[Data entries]
_ _ _ _ _ _ _
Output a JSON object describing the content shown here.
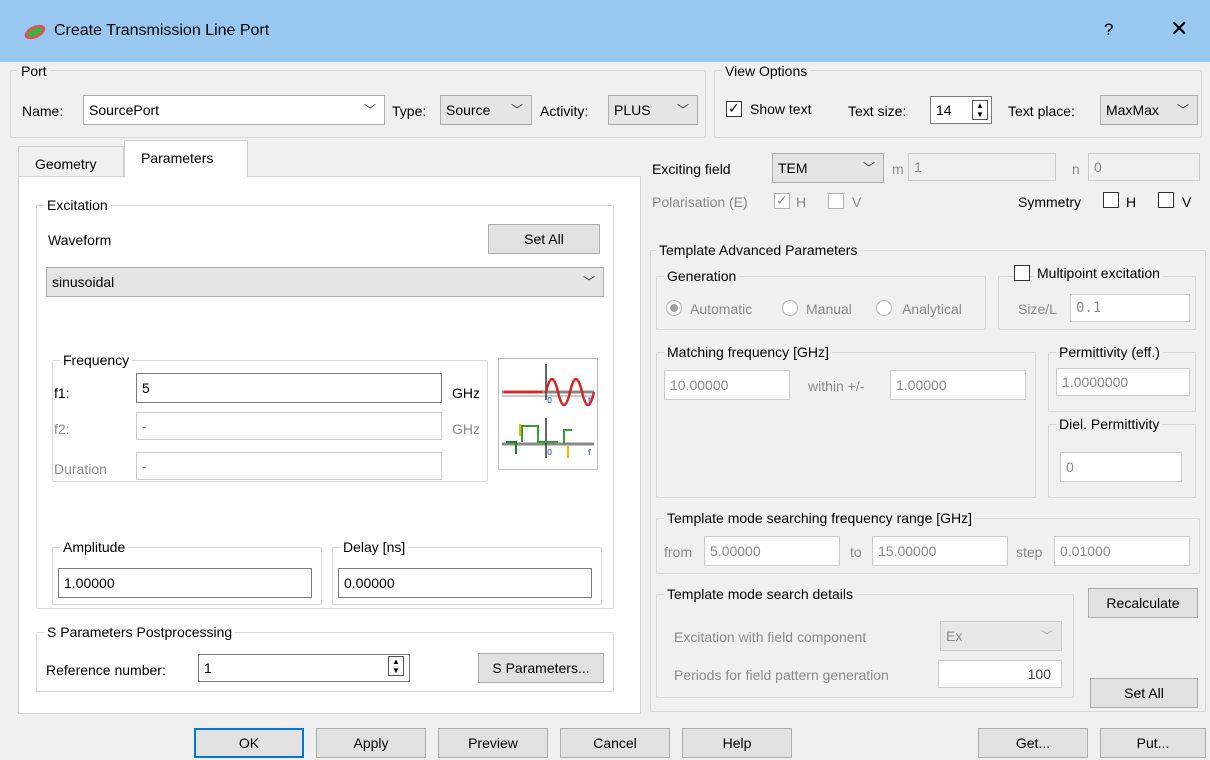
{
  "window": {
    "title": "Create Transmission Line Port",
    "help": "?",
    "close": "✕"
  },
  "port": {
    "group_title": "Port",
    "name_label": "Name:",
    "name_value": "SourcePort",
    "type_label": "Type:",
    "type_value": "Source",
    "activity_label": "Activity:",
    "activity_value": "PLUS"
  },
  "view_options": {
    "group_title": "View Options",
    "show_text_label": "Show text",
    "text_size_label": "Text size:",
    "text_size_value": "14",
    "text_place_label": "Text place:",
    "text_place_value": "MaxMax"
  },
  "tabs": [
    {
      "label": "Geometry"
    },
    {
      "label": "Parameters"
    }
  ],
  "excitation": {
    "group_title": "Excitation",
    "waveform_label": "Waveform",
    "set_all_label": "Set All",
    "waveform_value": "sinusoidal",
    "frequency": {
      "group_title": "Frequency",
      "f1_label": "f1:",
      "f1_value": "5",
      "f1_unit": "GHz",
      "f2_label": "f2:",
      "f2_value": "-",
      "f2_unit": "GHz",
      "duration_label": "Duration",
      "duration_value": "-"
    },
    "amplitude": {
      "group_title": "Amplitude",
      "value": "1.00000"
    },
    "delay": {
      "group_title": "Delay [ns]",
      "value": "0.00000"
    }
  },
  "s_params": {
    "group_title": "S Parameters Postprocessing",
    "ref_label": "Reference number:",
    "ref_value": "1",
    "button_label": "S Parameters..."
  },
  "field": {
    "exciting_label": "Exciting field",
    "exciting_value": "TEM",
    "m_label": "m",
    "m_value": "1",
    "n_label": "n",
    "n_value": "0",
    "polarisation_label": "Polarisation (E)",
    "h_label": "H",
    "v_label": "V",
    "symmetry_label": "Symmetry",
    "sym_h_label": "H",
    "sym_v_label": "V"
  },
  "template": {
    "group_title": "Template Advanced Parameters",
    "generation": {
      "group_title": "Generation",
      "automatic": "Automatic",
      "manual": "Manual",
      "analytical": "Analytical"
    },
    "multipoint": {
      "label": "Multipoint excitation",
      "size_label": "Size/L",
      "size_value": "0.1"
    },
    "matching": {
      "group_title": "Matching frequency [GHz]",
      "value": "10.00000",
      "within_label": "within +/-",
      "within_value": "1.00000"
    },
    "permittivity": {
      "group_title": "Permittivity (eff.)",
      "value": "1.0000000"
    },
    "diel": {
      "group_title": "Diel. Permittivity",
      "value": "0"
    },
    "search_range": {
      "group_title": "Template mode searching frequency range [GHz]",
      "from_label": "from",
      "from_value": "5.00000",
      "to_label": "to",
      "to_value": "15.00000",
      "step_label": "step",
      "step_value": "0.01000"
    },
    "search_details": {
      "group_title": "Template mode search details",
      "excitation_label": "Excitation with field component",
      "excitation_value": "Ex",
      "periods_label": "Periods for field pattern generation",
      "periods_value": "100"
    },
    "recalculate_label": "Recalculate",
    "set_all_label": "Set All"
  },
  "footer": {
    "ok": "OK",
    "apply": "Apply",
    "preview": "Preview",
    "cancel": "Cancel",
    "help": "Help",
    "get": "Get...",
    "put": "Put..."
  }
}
_ _ _ _ _ _ _
> [The task]:
A faithful copy of the records above is needed, with the pictures left out.

> [Worked solution]:
Output a JSON object describing the content shown here.
{
  "window": {
    "title": "Create Transmission Line Port",
    "help": "?",
    "close": "✕"
  },
  "port": {
    "group_title": "Port",
    "name_label": "Name:",
    "name_value": "SourcePort",
    "type_label": "Type:",
    "type_value": "Source",
    "activity_label": "Activity:",
    "activity_value": "PLUS"
  },
  "view_options": {
    "group_title": "View Options",
    "show_text_label": "Show text",
    "text_size_label": "Text size:",
    "text_size_value": "14",
    "text_place_label": "Text place:",
    "text_place_value": "MaxMax"
  },
  "tabs": [
    {
      "label": "Geometry"
    },
    {
      "label": "Parameters"
    }
  ],
  "excitation": {
    "group_title": "Excitation",
    "waveform_label": "Waveform",
    "set_all_label": "Set All",
    "waveform_value": "sinusoidal",
    "frequency": {
      "group_title": "Frequency",
      "f1_label": "f1:",
      "f1_value": "5",
      "f1_unit": "GHz",
      "f2_label": "f2:",
      "f2_value": "-",
      "f2_unit": "GHz",
      "duration_label": "Duration",
      "duration_value": "-"
    },
    "amplitude": {
      "group_title": "Amplitude",
      "value": "1.00000"
    },
    "delay": {
      "group_title": "Delay [ns]",
      "value": "0.00000"
    }
  },
  "s_params": {
    "group_title": "S Parameters Postprocessing",
    "ref_label": "Reference number:",
    "ref_value": "1",
    "button_label": "S Parameters..."
  },
  "field": {
    "exciting_label": "Exciting field",
    "exciting_value": "TEM",
    "m_label": "m",
    "m_value": "1",
    "n_label": "n",
    "n_value": "0",
    "polarisation_label": "Polarisation (E)",
    "h_label": "H",
    "v_label": "V",
    "symmetry_label": "Symmetry",
    "sym_h_label": "H",
    "sym_v_label": "V"
  },
  "template": {
    "group_title": "Template Advanced Parameters",
    "generation": {
      "group_title": "Generation",
      "automatic": "Automatic",
      "manual": "Manual",
      "analytical": "Analytical"
    },
    "multipoint": {
      "label": "Multipoint excitation",
      "size_label": "Size/L",
      "size_value": "0.1"
    },
    "matching": {
      "group_title": "Matching frequency [GHz]",
      "value": "10.00000",
      "within_label": "within +/-",
      "within_value": "1.00000"
    },
    "permittivity": {
      "group_title": "Permittivity (eff.)",
      "value": "1.0000000"
    },
    "diel": {
      "group_title": "Diel. Permittivity",
      "value": "0"
    },
    "search_range": {
      "group_title": "Template mode searching frequency range [GHz]",
      "from_label": "from",
      "from_value": "5.00000",
      "to_label": "to",
      "to_value": "15.00000",
      "step_label": "step",
      "step_value": "0.01000"
    },
    "search_details": {
      "group_title": "Template mode search details",
      "excitation_label": "Excitation with field component",
      "excitation_value": "Ex",
      "periods_label": "Periods for field pattern generation",
      "periods_value": "100"
    },
    "recalculate_label": "Recalculate",
    "set_all_label": "Set All"
  },
  "footer": {
    "ok": "OK",
    "apply": "Apply",
    "preview": "Preview",
    "cancel": "Cancel",
    "help": "Help",
    "get": "Get...",
    "put": "Put..."
  }
}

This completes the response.